### Problem requirements
Extract, from the records beneath this instruction, each line that contains the word "Conv".

### Task material
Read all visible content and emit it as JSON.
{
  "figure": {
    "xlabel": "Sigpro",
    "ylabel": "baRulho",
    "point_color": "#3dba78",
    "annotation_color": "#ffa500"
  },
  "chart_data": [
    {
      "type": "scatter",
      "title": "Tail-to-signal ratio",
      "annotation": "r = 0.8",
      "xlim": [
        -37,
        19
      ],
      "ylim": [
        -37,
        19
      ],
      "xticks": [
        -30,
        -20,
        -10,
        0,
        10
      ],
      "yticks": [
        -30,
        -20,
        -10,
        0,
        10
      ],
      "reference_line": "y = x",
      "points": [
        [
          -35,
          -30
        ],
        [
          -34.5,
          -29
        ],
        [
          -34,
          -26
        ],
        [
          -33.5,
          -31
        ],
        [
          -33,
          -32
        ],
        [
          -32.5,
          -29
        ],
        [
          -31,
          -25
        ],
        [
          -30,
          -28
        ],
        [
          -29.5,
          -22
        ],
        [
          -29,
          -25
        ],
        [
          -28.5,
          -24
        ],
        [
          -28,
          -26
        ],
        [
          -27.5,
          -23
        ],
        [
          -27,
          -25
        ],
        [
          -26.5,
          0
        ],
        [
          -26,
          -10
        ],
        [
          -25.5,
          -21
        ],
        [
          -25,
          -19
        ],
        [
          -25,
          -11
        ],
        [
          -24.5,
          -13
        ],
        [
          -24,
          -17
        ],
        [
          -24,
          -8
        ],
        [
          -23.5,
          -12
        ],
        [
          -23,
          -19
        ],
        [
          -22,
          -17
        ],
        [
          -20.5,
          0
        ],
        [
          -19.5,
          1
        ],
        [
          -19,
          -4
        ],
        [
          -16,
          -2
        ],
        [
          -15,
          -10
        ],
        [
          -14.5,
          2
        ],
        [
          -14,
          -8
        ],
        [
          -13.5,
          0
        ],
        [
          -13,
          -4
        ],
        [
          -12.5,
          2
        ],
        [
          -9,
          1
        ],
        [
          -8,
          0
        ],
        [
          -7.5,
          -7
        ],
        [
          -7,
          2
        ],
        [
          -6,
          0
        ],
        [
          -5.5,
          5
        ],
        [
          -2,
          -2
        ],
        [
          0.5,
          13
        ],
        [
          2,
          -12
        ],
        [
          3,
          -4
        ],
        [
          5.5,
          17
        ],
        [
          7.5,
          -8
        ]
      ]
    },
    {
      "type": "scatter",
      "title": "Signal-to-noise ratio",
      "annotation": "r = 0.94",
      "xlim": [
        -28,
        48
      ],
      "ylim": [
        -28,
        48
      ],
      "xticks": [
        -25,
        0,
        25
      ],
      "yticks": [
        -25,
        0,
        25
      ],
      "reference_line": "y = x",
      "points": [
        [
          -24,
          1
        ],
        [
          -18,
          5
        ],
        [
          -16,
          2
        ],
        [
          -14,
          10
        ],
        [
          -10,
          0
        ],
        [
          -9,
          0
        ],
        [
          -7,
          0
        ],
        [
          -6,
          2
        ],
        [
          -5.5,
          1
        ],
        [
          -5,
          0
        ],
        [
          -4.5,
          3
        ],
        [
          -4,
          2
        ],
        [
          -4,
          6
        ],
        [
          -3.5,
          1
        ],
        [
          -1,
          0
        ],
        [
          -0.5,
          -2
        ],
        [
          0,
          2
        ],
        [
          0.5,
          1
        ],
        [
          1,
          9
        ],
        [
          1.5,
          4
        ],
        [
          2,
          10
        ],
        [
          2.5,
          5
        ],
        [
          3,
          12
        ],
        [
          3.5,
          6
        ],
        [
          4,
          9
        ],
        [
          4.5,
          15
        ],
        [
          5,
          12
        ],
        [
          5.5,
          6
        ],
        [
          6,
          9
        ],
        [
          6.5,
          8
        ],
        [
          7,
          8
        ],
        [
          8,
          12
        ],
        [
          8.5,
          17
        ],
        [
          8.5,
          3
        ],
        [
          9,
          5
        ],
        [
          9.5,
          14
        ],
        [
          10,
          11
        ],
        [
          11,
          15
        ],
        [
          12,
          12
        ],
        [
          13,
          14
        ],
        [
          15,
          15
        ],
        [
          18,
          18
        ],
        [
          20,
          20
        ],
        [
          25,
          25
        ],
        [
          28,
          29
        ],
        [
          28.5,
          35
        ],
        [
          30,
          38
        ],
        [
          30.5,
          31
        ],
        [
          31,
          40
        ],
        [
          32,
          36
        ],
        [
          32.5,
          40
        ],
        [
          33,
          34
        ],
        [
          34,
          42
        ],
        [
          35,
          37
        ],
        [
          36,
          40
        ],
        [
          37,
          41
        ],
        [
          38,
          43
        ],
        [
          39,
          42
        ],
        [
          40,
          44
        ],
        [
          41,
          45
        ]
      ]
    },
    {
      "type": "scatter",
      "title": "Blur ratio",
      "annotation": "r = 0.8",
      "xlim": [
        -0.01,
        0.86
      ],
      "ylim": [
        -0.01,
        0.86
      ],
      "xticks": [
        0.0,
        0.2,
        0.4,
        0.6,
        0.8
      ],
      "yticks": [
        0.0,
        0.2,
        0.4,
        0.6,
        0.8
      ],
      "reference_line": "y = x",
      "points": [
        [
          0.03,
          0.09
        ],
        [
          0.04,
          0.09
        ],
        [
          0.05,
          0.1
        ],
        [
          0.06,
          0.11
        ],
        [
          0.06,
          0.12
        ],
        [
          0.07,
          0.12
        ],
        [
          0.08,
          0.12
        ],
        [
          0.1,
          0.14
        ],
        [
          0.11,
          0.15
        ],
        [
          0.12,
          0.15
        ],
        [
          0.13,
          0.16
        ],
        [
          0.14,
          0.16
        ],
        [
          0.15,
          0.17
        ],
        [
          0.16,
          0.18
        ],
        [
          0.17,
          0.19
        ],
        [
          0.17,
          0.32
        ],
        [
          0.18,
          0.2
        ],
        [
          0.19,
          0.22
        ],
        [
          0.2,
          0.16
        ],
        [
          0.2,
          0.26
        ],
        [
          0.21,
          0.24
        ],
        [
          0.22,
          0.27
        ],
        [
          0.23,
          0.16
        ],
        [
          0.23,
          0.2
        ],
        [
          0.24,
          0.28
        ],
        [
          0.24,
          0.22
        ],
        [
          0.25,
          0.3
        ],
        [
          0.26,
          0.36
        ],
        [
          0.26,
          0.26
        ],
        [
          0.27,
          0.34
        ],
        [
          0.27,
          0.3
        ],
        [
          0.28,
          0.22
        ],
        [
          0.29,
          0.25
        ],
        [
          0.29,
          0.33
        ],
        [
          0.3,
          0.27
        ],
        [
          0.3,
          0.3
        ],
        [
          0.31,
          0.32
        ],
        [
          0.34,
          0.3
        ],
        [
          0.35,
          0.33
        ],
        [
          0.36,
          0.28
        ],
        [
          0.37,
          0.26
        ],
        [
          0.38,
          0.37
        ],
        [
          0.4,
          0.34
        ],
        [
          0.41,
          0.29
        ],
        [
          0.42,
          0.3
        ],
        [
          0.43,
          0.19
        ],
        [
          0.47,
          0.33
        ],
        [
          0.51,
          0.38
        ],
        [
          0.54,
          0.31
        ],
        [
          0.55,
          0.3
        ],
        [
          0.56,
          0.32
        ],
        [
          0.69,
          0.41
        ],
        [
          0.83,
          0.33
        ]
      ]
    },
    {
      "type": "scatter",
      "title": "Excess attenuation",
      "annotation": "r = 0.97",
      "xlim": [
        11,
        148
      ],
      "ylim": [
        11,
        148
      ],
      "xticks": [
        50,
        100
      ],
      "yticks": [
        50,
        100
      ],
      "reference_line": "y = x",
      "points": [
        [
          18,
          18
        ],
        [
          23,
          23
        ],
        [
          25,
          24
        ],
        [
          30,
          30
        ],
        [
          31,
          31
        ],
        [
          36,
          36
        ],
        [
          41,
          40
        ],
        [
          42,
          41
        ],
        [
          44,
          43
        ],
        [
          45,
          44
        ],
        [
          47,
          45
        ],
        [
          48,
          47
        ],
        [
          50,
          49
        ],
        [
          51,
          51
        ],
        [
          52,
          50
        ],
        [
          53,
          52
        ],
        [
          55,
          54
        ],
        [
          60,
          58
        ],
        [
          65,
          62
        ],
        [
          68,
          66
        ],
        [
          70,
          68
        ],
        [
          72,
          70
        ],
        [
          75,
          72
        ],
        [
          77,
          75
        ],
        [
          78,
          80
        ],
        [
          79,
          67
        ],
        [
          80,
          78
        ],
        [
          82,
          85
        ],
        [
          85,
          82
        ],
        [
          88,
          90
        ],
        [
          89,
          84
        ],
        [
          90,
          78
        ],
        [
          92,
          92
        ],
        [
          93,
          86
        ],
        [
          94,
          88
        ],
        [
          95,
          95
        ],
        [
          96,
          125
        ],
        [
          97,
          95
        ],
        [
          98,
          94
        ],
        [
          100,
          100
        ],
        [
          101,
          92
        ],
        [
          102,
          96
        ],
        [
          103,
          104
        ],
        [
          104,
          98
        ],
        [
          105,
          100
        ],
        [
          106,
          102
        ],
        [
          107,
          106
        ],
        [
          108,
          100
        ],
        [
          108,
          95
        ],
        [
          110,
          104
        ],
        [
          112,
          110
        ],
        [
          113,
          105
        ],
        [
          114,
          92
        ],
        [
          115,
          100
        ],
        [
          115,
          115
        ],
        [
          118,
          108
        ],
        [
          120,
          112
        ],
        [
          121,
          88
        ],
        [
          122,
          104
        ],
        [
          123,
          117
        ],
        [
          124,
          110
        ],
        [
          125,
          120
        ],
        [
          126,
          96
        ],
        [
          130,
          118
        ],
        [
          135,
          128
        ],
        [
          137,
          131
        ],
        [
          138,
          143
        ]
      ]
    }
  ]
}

--

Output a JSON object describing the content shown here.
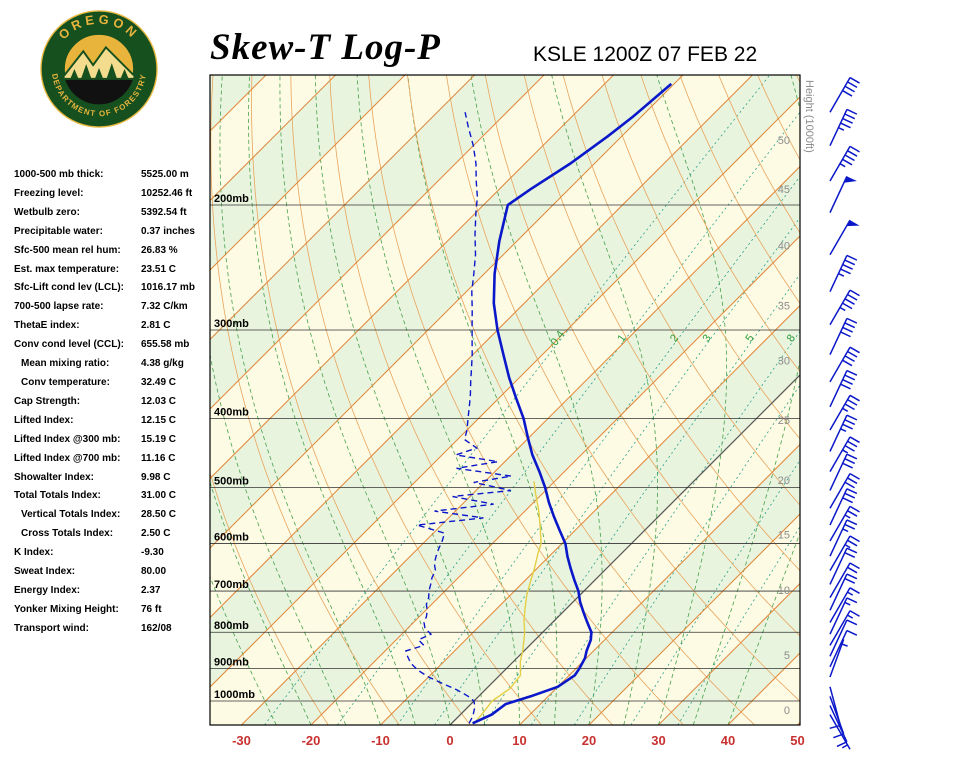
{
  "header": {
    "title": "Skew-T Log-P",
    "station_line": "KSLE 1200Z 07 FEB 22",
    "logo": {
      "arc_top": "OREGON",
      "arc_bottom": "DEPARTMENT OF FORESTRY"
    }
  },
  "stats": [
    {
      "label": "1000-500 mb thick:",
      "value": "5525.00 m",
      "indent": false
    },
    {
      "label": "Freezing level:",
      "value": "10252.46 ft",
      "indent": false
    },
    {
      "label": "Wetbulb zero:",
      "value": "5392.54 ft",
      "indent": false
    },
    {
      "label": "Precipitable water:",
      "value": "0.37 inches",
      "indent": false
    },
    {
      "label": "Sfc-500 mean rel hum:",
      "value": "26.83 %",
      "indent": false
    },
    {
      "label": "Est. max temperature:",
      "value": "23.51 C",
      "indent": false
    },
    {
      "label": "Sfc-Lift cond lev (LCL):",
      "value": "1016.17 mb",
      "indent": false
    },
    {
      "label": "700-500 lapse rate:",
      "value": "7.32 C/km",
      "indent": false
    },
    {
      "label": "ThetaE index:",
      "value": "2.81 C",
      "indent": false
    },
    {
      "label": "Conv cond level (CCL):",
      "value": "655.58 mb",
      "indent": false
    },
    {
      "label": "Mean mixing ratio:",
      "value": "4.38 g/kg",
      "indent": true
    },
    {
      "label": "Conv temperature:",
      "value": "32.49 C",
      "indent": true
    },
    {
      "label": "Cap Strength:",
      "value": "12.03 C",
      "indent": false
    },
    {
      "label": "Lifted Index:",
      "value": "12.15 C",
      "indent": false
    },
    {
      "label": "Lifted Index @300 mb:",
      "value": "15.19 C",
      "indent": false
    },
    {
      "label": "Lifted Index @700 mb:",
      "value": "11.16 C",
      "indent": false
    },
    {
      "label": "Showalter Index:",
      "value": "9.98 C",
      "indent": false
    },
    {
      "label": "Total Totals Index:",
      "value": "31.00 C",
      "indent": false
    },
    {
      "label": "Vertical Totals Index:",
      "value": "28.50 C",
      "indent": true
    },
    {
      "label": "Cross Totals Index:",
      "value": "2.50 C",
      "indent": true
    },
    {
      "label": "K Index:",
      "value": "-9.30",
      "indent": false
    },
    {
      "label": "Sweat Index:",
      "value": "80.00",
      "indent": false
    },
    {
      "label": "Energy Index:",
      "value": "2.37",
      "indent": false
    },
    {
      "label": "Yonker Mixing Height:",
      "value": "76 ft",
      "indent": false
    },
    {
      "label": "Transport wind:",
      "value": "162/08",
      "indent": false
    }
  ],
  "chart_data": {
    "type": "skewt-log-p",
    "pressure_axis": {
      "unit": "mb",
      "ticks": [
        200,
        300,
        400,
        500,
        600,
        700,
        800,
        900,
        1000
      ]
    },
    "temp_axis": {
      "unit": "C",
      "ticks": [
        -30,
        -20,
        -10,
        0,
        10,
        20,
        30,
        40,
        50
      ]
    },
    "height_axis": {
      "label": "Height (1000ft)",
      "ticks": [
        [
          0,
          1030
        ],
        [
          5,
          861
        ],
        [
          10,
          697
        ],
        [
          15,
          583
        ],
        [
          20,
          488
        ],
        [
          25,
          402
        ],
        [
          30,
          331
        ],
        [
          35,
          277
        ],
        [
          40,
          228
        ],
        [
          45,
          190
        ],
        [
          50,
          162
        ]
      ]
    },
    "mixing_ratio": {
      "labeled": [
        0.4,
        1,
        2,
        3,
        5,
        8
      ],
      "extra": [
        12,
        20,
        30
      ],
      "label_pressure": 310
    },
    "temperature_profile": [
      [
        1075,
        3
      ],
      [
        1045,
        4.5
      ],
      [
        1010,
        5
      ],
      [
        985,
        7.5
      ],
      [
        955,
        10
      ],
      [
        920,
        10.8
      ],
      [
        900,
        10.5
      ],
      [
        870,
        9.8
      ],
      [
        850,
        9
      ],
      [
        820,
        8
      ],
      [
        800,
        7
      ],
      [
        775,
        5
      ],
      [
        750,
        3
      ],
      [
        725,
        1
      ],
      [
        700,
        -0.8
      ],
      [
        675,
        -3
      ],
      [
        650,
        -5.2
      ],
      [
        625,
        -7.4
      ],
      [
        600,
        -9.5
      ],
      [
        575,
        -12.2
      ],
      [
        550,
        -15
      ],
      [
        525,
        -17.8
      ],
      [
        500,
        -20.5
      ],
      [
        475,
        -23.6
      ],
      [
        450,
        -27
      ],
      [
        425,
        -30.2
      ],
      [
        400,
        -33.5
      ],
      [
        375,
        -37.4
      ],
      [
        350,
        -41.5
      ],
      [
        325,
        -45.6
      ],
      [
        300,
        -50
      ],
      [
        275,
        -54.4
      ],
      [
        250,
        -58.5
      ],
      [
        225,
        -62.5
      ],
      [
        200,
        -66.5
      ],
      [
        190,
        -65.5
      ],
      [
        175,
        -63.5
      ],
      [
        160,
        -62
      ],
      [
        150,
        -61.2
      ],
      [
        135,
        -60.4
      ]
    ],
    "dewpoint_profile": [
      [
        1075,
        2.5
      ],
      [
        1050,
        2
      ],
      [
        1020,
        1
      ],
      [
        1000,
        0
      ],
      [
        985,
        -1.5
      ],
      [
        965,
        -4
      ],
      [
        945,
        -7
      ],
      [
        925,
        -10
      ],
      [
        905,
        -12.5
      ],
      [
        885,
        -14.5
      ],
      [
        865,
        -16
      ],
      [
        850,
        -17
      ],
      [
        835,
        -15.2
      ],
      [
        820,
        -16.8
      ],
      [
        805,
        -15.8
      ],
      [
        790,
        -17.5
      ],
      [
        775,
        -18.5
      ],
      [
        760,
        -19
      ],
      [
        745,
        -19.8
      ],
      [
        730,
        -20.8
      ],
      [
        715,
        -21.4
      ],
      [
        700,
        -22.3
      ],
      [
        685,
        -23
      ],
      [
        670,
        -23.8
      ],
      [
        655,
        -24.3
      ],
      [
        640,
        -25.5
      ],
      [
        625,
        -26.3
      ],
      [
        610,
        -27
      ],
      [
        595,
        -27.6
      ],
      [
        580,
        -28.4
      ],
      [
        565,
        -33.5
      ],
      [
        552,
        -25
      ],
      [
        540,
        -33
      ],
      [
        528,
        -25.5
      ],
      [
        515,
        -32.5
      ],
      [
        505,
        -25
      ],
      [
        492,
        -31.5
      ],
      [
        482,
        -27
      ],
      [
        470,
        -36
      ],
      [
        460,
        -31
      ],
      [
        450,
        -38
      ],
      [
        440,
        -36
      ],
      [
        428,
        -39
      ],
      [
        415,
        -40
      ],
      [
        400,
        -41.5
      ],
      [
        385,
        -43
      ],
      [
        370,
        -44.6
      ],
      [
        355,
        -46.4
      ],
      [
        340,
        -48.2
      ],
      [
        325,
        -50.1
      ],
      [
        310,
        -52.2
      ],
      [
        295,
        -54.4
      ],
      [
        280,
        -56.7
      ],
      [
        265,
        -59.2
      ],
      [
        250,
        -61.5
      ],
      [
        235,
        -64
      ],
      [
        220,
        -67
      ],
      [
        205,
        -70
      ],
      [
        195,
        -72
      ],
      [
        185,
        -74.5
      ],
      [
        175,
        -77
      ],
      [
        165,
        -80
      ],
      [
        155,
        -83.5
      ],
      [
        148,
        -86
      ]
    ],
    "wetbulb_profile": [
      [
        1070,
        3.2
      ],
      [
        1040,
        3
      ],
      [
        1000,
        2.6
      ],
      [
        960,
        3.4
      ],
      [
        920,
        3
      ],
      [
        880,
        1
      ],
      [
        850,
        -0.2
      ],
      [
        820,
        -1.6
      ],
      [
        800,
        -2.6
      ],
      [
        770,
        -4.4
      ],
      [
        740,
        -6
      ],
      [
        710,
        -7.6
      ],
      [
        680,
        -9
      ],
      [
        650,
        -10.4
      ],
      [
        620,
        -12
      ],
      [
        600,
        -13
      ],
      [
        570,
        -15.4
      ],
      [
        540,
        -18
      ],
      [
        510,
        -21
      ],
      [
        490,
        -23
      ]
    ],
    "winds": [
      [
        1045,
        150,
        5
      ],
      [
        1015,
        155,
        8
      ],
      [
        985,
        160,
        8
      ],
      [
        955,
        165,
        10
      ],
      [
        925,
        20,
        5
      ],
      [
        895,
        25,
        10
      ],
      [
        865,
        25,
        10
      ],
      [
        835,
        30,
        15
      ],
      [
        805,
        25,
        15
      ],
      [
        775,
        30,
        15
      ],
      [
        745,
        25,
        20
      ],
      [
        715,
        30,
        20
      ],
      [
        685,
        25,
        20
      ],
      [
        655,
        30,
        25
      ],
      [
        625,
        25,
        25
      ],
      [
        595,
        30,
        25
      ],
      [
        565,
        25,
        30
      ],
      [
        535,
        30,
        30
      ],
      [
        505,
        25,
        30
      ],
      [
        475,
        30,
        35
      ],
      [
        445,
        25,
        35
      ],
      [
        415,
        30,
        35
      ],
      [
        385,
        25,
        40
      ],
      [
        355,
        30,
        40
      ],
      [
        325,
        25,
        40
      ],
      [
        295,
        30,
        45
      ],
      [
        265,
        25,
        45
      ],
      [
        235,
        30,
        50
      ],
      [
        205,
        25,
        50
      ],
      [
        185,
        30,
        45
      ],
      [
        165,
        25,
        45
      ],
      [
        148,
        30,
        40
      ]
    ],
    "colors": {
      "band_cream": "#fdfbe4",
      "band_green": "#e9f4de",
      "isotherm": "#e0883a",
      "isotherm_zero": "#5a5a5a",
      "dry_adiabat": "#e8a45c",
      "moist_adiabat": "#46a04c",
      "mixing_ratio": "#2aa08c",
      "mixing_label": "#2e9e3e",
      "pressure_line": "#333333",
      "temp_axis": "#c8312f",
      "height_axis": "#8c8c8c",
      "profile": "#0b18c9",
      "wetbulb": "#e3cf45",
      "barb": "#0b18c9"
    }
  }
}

### Response to the task
      "label": "Conv cond level (CCL):",
      "label": "Conv temperature:",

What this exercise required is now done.